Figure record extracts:
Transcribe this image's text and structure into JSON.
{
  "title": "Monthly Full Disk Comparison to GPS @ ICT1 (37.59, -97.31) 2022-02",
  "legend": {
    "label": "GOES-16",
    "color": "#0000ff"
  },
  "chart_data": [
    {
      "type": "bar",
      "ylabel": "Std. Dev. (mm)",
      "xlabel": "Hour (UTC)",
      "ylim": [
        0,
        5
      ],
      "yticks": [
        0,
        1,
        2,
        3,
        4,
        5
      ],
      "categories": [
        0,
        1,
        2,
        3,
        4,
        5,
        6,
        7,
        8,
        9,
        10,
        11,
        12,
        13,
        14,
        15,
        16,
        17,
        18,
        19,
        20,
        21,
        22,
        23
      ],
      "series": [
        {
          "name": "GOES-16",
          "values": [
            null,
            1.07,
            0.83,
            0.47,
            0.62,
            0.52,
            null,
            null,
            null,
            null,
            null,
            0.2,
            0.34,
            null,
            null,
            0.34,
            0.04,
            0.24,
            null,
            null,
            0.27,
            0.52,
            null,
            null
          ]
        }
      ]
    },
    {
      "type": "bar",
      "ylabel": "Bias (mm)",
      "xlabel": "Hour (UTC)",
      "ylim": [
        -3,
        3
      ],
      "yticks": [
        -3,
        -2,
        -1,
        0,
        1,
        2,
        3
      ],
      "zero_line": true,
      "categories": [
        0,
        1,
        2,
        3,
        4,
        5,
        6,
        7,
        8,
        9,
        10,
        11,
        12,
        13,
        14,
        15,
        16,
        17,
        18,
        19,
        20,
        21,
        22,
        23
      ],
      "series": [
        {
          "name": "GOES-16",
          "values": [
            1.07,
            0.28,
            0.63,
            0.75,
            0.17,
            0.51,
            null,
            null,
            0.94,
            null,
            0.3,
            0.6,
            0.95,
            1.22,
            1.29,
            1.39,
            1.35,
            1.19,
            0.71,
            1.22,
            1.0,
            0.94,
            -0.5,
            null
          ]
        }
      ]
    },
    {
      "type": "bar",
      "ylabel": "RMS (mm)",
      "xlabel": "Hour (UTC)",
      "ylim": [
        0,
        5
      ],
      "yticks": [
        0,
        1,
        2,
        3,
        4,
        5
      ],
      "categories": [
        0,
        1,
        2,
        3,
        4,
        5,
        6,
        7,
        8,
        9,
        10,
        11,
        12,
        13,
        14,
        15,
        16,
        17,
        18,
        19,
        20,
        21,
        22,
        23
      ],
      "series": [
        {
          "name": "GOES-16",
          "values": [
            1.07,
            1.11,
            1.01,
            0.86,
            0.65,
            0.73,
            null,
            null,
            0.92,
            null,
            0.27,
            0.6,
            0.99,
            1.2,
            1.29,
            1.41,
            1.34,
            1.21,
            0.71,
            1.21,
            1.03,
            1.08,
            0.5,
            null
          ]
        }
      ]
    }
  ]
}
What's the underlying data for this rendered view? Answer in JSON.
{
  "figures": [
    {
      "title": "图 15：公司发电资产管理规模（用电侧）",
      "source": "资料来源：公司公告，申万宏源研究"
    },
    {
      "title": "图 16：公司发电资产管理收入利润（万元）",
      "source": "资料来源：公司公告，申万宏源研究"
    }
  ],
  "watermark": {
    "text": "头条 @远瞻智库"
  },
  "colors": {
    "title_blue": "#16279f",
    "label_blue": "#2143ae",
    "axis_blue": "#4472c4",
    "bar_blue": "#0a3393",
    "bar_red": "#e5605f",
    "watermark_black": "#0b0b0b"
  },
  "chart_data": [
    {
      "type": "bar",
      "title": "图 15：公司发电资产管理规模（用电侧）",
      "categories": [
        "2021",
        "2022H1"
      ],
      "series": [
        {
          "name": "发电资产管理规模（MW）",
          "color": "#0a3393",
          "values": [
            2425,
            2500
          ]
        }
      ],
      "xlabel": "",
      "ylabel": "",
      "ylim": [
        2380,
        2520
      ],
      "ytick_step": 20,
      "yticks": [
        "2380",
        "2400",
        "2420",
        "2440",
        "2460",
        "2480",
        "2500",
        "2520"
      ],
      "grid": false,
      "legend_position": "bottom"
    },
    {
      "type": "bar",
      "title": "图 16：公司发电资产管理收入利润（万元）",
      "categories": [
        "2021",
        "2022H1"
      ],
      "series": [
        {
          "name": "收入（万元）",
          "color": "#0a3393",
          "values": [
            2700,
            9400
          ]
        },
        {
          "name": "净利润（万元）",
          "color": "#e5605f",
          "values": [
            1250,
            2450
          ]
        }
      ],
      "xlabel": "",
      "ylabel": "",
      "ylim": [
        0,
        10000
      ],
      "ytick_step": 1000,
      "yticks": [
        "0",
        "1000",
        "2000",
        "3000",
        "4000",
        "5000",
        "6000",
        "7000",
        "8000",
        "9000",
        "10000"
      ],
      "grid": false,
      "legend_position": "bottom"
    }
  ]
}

## SET EXERCISE
Which lines hold the word "this"? Copy all of them.

## EXERCISE RESPONSE
Transcribe this image's text and structure into JSON.
What's the underlying data for this rendered view? Answer in JSON.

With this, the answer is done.